▸ **Work required**: Give the count of lines in the data that include "pilih", with no other words.
──────────────────────────────
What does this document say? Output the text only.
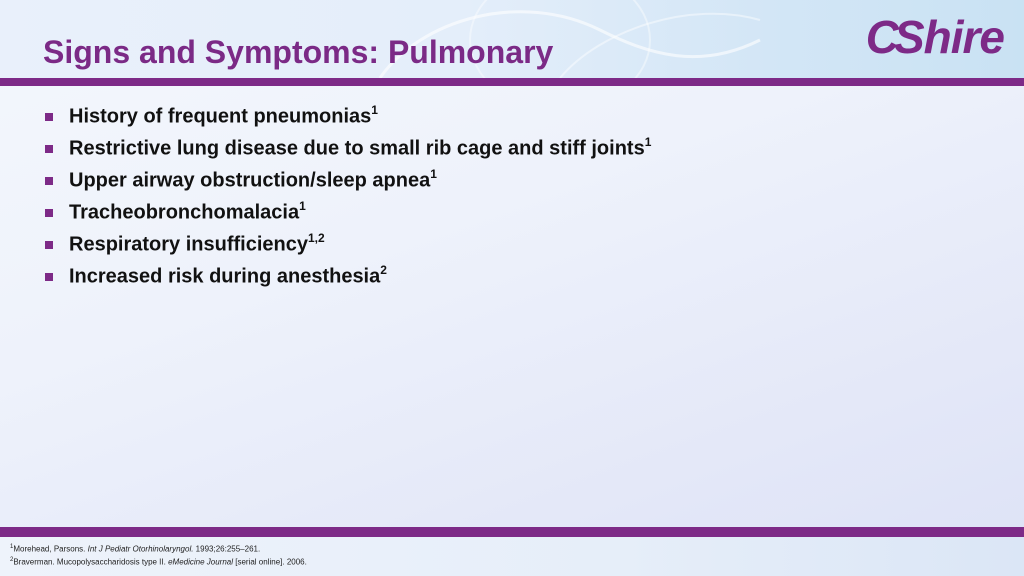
Signs and Symptoms: Pulmonary	CShire
History of frequent pneumonias$^1$
Restrictive lung disease due to small rib cage and stiff joints$^1$
Upper airway obstruction/sleep apnea$^1$
Tracheobronchomalacia$^1$
Respiratory insufficiency$^{1,2}$
Increased risk during anesthesia$^2$
$^1$Morehead, Parsons. Int J Pediatr Otorhinolaryngol. 1993;26:255–261.
$^2$Braverman. Mucopolysaccharidosis type II. eMedicine Journal [serial online]. 2006.
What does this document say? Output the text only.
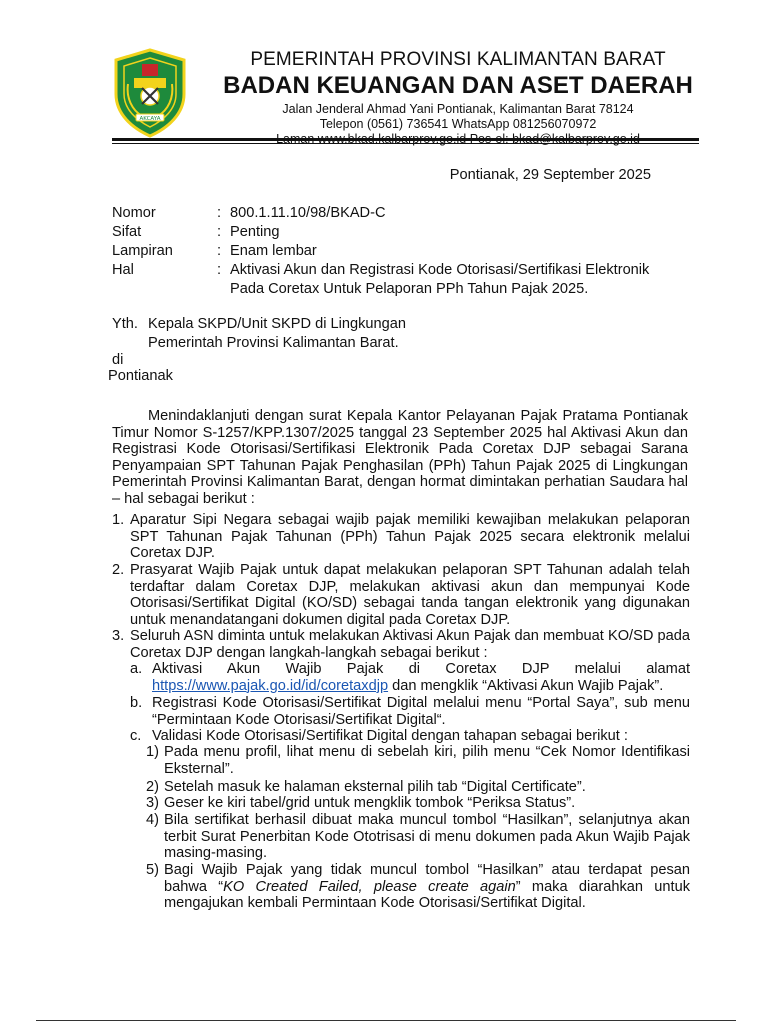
AKCAYA
PEMERINTAH PROVINSI KALIMANTAN BARAT
BADAN KEUANGAN DAN ASET DAERAH
Jalan Jenderal Ahmad Yani Pontianak, Kalimantan Barat 78124
Telepon (0561) 736541 WhatsApp 081256070972
Pontianak, 29 September 2025
Nomor	: 800.1.11.10/98/BKAD-C
Sifat	: Penting
Lampiran	: Enam lembar
Hal	: Aktivasi Akun dan Registrasi Kode Otorisasi/Sertifikasi Elektronik
Pada Coretax Untuk Pelaporan PPh Tahun Pajak 2025.
Yth. Kepala SKPD/Unit SKPD di Lingkungan
Pemerintah Provinsi Kalimantan Barat.
di
Pontianak
Menindaklanjuti dengan surat Kepala Kantor Pelayanan Pajak Pratama Pontianak Timur Nomor S-1257/KPP.1307/2025 tanggal 23 September 2025 hal Aktivasi Akun dan Registrasi Kode Otorisasi/Sertifikasi Elektronik Pada Coretax DJP sebagai Sarana Penyampaian SPT Tahunan Pajak Penghasilan (PPh) Tahun Pajak 2025 di Lingkungan Pemerintah Provinsi Kalimantan Barat, dengan hormat dimintakan perhatian Saudara hal – hal sebagai berikut :
1. Aparatur Sipi Negara sebagai wajib pajak memiliki kewajiban melakukan pelaporan SPT Tahunan Pajak Tahunan (PPh) Tahun Pajak 2025 secara elektronik melalui Coretax DJP.
2. Prasyarat Wajib Pajak untuk dapat melakukan pelaporan SPT Tahunan adalah telah terdaftar dalam Coretax DJP, melakukan aktivasi akun dan mempunyai Kode Otorisasi/Sertifikat Digital (KO/SD) sebagai tanda tangan elektronik yang digunakan untuk menandatangani dokumen digital pada Coretax DJP.
3. Seluruh ASN diminta untuk melakukan Aktivasi Akun Pajak dan membuat KO/SD pada Coretax DJP dengan langkah-langkah sebagai berikut :
a. Aktivasi Akun Wajib Pajak di Coretax DJP melalui alamat https://www.pajak.go.id/id/coretaxdjp dan mengklik “Aktivasi Akun Wajib Pajak”.
b. Registrasi Kode Otorisasi/Sertifikat Digital melalui menu “Portal Saya”, sub menu “Permintaan Kode Otorisasi/Sertifikat Digital“.
c. Validasi Kode Otorisasi/Sertifikat Digital dengan tahapan sebagai berikut :
1) Pada menu profil, lihat menu di sebelah kiri, pilih menu “Cek Nomor Identifikasi Eksternal”.
2) Setelah masuk ke halaman eksternal pilih tab “Digital Certificate”.
3) Geser ke kiri tabel/grid untuk mengklik tombok “Periksa Status”.
4) Bila sertifikat berhasil dibuat maka muncul tombol “Hasilkan”, selanjutnya akan terbit Surat Penerbitan Kode Ototrisasi di menu dokumen pada Akun Wajib Pajak masing-masing.
5) Bagi Wajib Pajak yang tidak muncul tombol “Hasilkan” atau terdapat pesan bahwa “KO Created Failed, please create again” maka diarahkan untuk mengajukan kembali Permintaan Kode Otorisasi/Sertifikat Digital.
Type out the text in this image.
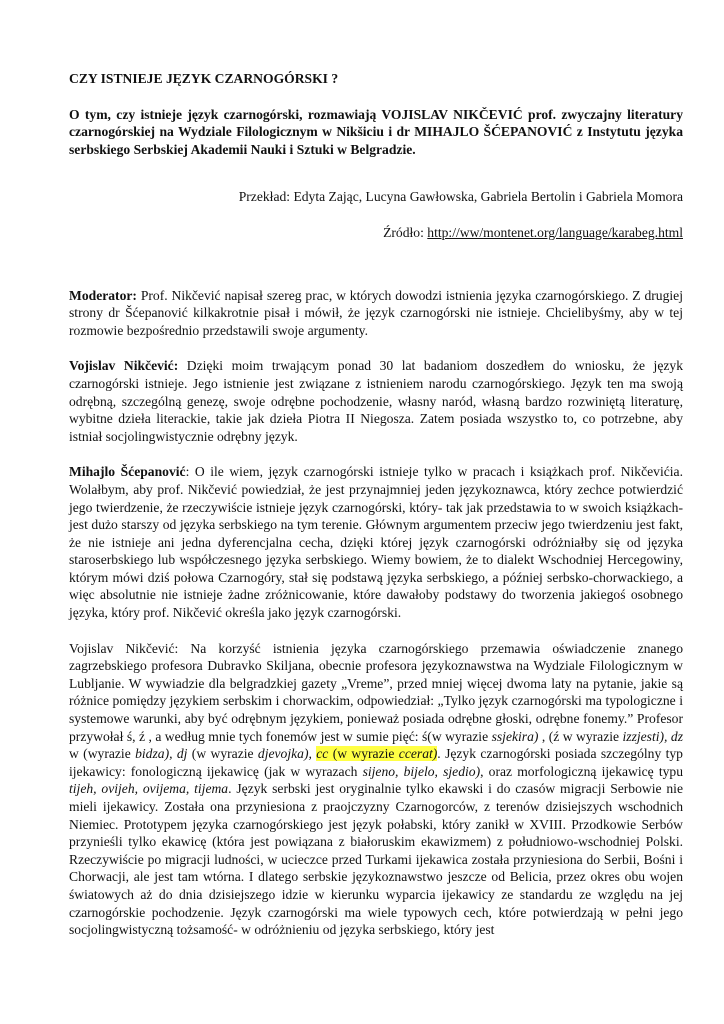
CZY ISTNIEJE JĘZYK CZARNOGÓRSKI ?

O tym, czy istnieje język czarnogórski, rozmawiają VOJISLAV NIKČEVIĆ prof. zwyczajny literatury czarnogórskiej na Wydziale Filologicznym w Nikšiciu i dr MIHAJLO ŠĆEPANOVIĆ z Instytutu języka serbskiego Serbskiej Akademii Nauki i Sztuki w Belgradzie.

Przekład: Edyta Zając, Lucyna Gawłowska, Gabriela Bertolin i Gabriela Momora

Źródło: http://ww/montenet.org/language/karabeg.html

Moderator: Prof. Nikčević napisał szereg prac, w których dowodzi istnienia języka czarnogórskiego. Z drugiej strony dr Šćepanović kilkakrotnie pisał i mówił, że język czarnogórski nie istnieje. Chcielibyśmy, aby w tej rozmowie bezpośrednio przedstawili swoje argumenty.

Vojislav Nikčević: Dzięki moim trwającym ponad 30 lat badaniom doszedłem do wniosku, że język czarnogórski istnieje. Jego istnienie jest związane z istnieniem narodu czarnogórskiego. Język ten ma swoją odrębną, szczególną genezę, swoje odrębne pochodzenie, własny naród, własną bardzo rozwiniętą literaturę, wybitne dzieła literackie, takie jak dzieła Piotra II Niegosza. Zatem posiada wszystko to, co potrzebne, aby istniał socjolingwistycznie odrębny język.

Mihajlo Šćepanović: O ile wiem, język czarnogórski istnieje tylko w pracach i książkach prof. Nikčevićia. Wolałbym, aby prof. Nikčević powiedział, że jest przynajmniej jeden językoznawca, który zechce potwierdzić jego twierdzenie, że rzeczywiście istnieje język czarnogórski, który- tak jak przedstawia to w swoich książkach- jest dużo starszy od języka serbskiego na tym terenie. Głównym argumentem przeciw jego twierdzeniu jest fakt, że nie istnieje ani jedna dyferencjalna cecha, dzięki której język czarnogórski odróżniałby się od języka staroserbskiego lub współczesnego języka serbskiego. Wiemy bowiem, że to dialekt Wschodniej Hercegowiny, którym mówi dziś połowa Czarnogóry, stał się podstawą języka serbskiego, a później serbsko-chorwackiego, a więc absolutnie nie istnieje żadne zróżnicowanie, które dawałoby podstawy do tworzenia jakiegoś osobnego języka, który prof. Nikčević określa jako język czarnogórski.

Vojislav Nikčević: Na korzyść istnienia języka czarnogórskiego przemawia oświadczenie znanego zagrzebskiego profesora Dubravko Skiljana, obecnie profesora językoznawstwa na Wydziale Filologicznym w Lubljanie. W wywiadzie dla belgradzkiej gazety „Vreme”, przed mniej więcej dwoma laty na pytanie, jakie są różnice pomiędzy językiem serbskim i chorwackim, odpowiedział: „Tylko język czarnogórski ma typologiczne i systemowe warunki, aby być odrębnym językiem, ponieważ posiada odrębne głoski, odrębne fonemy.” Profesor przywołał ś, ź , a według mnie tych fonemów jest w sumie pięć: ś(w wyrazie ssjekira) , (ź w wyrazie izzjesti), dz w (wyrazie bidza), dj (w wyrazie djevojka), cc (w wyrazie ccerat). Język czarnogórski posiada szczególny typ ijekawicy: fonologiczną ijekawicę (jak w wyrazach sijeno, bijelo, sjedio), oraz morfologiczną ijekawicę typu tijeh, ovijeh, ovijema, tijema. Język serbski jest oryginalnie tylko ekawski i do czasów migracji Serbowie nie mieli ijekawicy. Została ona przyniesiona z praojczyzny Czarnogorców, z terenów dzisiejszych wschodnich Niemiec. Prototypem języka czarnogórskiego jest język połabski, który zanikł w XVIII. Przodkowie Serbów przynieśli tylko ekawicę (która jest powiązana z białoruskim ekawizmem) z południowo-wschodniej Polski. Rzeczywiście po migracji ludności, w ucieczce przed Turkami ijekawica została przyniesiona do Serbii, Bośni i Chorwacji, ale jest tam wtórna. I dlatego serbskie językoznawstwo jeszcze od Belicia, przez okres obu wojen światowych aż do dnia dzisiejszego idzie w kierunku wyparcia ijekawicy ze standardu ze względu na jej czarnogórskie pochodzenie. Język czarnogórski ma wiele typowych cech, które potwierdzają w pełni jego socjolingwistyczną tożsamość- w odróżnieniu od języka serbskiego, który jest
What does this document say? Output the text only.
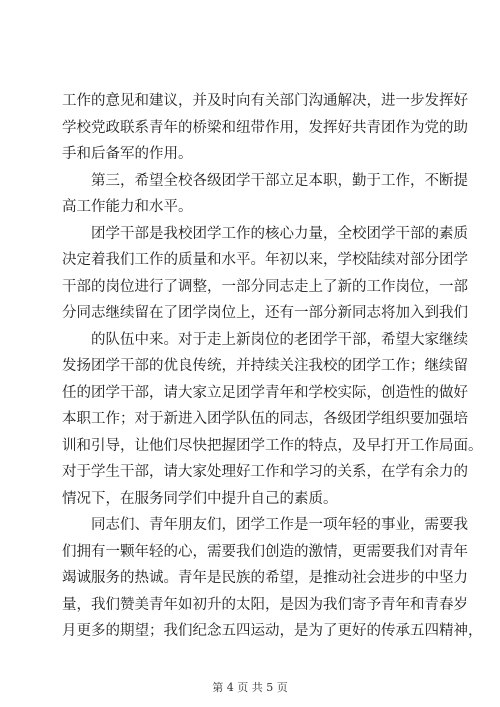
工作的意见和建议，并及时向有关部门沟通解决，进一步发挥好
学校党政联系青年的桥梁和纽带作用，发挥好共青团作为党的助
手和后备军的作用。
第三，希望全校各级团学干部立足本职，勤于工作，不断提
高工作能力和水平。
团学干部是我校团学工作的核心力量，全校团学干部的素质
决定着我们工作的质量和水平。年初以来，学校陆续对部分团学
干部的岗位进行了调整，一部分同志走上了新的工作岗位，一部
分同志继续留在了团学岗位上，还有一部分新同志将加入到我们
的队伍中来。对于走上新岗位的老团学干部，希望大家继续
发扬团学干部的优良传统，并持续关注我校的团学工作；继续留
任的团学干部，请大家立足团学青年和学校实际，创造性的做好
本职工作；对于新进入团学队伍的同志，各级团学组织要加强培
训和引导，让他们尽快把握团学工作的特点，及早打开工作局面。
对于学生干部，请大家处理好工作和学习的关系，在学有余力的
情况下，在服务同学们中提升自己的素质。
同志们、青年朋友们，团学工作是一项年轻的事业，需要我
们拥有一颗年轻的心，需要我们创造的激情，更需要我们对青年
竭诚服务的热诚。青年是民族的希望，是推动社会进步的中坚力
量，我们赞美青年如初升的太阳，是因为我们寄予青年和青春岁
月更多的期望；我们纪念五四运动，是为了更好的传承五四精神，
第 4 页 共 5 页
──────────────────────────────
▸ **Answer below**: 2